===== Data for the task

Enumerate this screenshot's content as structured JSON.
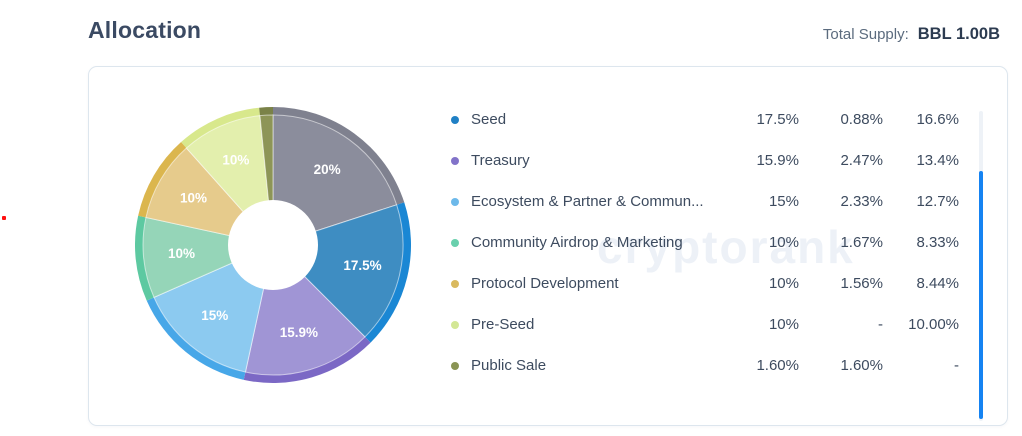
{
  "header": {
    "title": "Allocation",
    "total_supply_label": "Total Supply:",
    "total_supply_value": "BBL 1.00B"
  },
  "watermark": "cryptorank",
  "colors": {
    "scrollbar_track": "#eef2f7",
    "scrollbar_thumb": "#1583f2",
    "card_border": "#dde6ee",
    "legend_text": "#3d4b5f",
    "title_text": "#3b4a63"
  },
  "chart_data": {
    "type": "pie",
    "style": "donut",
    "unit": "%",
    "total": 100,
    "slices": [
      {
        "name": "",
        "value": 20,
        "label": "20%",
        "color": "#8b8d9c",
        "rim_color": "#7f818f"
      },
      {
        "name": "Seed",
        "value": 17.5,
        "label": "17.5%",
        "color": "#3e8dc2",
        "rim_color": "#1a87d4"
      },
      {
        "name": "Treasury",
        "value": 15.9,
        "label": "15.9%",
        "color": "#a095d5",
        "rim_color": "#7b68c5"
      },
      {
        "name": "Ecosystem & Partner & Commun...",
        "value": 15,
        "label": "15%",
        "color": "#8ccaf0",
        "rim_color": "#47a7e8"
      },
      {
        "name": "Community Airdrop & Marketing",
        "value": 10,
        "label": "10%",
        "color": "#95d5b8",
        "rim_color": "#5dc9a1"
      },
      {
        "name": "Protocol Development",
        "value": 10,
        "label": "10%",
        "color": "#e6cb8c",
        "rim_color": "#dbb64e"
      },
      {
        "name": "Pre-Seed",
        "value": 10,
        "label": "10%",
        "color": "#e3efad",
        "rim_color": "#d8e88c"
      },
      {
        "name": "Public Sale",
        "value": 1.6,
        "label": "",
        "color": "#8d9557",
        "rim_color": "#7a8248"
      }
    ]
  },
  "legend": {
    "rows": [
      {
        "name": "Seed",
        "dot_color": "#2080c5",
        "col1": "17.5%",
        "col2": "0.88%",
        "col3": "16.6%"
      },
      {
        "name": "Treasury",
        "dot_color": "#8273c9",
        "col1": "15.9%",
        "col2": "2.47%",
        "col3": "13.4%"
      },
      {
        "name": "Ecosystem & Partner & Commun...",
        "dot_color": "#6db9ea",
        "col1": "15%",
        "col2": "2.33%",
        "col3": "12.7%"
      },
      {
        "name": "Community Airdrop & Marketing",
        "dot_color": "#69d0ad",
        "col1": "10%",
        "col2": "1.67%",
        "col3": "8.33%"
      },
      {
        "name": "Protocol Development",
        "dot_color": "#d9b95e",
        "col1": "10%",
        "col2": "1.56%",
        "col3": "8.44%"
      },
      {
        "name": "Pre-Seed",
        "dot_color": "#d3e795",
        "col1": "10%",
        "col2": "-",
        "col3": "10.00%"
      },
      {
        "name": "Public Sale",
        "dot_color": "#8a9454",
        "col1": "1.60%",
        "col2": "1.60%",
        "col3": "-"
      }
    ]
  }
}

==========

Aim of the task — Return the full material word for word. Do not include the pictures.

Exercise output —
Enumerate this screenshot's content as structured JSON.
{
  "header": {
    "title": "Allocation",
    "total_supply_label": "Total Supply:",
    "total_supply_value": "BBL 1.00B"
  },
  "watermark": "cryptorank",
  "colors": {
    "scrollbar_track": "#eef2f7",
    "scrollbar_thumb": "#1583f2",
    "card_border": "#dde6ee",
    "legend_text": "#3d4b5f",
    "title_text": "#3b4a63"
  },
  "chart_data": {
    "type": "pie",
    "style": "donut",
    "unit": "%",
    "total": 100,
    "slices": [
      {
        "name": "",
        "value": 20,
        "label": "20%",
        "color": "#8b8d9c",
        "rim_color": "#7f818f"
      },
      {
        "name": "Seed",
        "value": 17.5,
        "label": "17.5%",
        "color": "#3e8dc2",
        "rim_color": "#1a87d4"
      },
      {
        "name": "Treasury",
        "value": 15.9,
        "label": "15.9%",
        "color": "#a095d5",
        "rim_color": "#7b68c5"
      },
      {
        "name": "Ecosystem & Partner & Commun...",
        "value": 15,
        "label": "15%",
        "color": "#8ccaf0",
        "rim_color": "#47a7e8"
      },
      {
        "name": "Community Airdrop & Marketing",
        "value": 10,
        "label": "10%",
        "color": "#95d5b8",
        "rim_color": "#5dc9a1"
      },
      {
        "name": "Protocol Development",
        "value": 10,
        "label": "10%",
        "color": "#e6cb8c",
        "rim_color": "#dbb64e"
      },
      {
        "name": "Pre-Seed",
        "value": 10,
        "label": "10%",
        "color": "#e3efad",
        "rim_color": "#d8e88c"
      },
      {
        "name": "Public Sale",
        "value": 1.6,
        "label": "",
        "color": "#8d9557",
        "rim_color": "#7a8248"
      }
    ]
  },
  "legend": {
    "rows": [
      {
        "name": "Seed",
        "dot_color": "#2080c5",
        "col1": "17.5%",
        "col2": "0.88%",
        "col3": "16.6%"
      },
      {
        "name": "Treasury",
        "dot_color": "#8273c9",
        "col1": "15.9%",
        "col2": "2.47%",
        "col3": "13.4%"
      },
      {
        "name": "Ecosystem & Partner & Commun...",
        "dot_color": "#6db9ea",
        "col1": "15%",
        "col2": "2.33%",
        "col3": "12.7%"
      },
      {
        "name": "Community Airdrop & Marketing",
        "dot_color": "#69d0ad",
        "col1": "10%",
        "col2": "1.67%",
        "col3": "8.33%"
      },
      {
        "name": "Protocol Development",
        "dot_color": "#d9b95e",
        "col1": "10%",
        "col2": "1.56%",
        "col3": "8.44%"
      },
      {
        "name": "Pre-Seed",
        "dot_color": "#d3e795",
        "col1": "10%",
        "col2": "-",
        "col3": "10.00%"
      },
      {
        "name": "Public Sale",
        "dot_color": "#8a9454",
        "col1": "1.60%",
        "col2": "1.60%",
        "col3": "-"
      }
    ]
  }
}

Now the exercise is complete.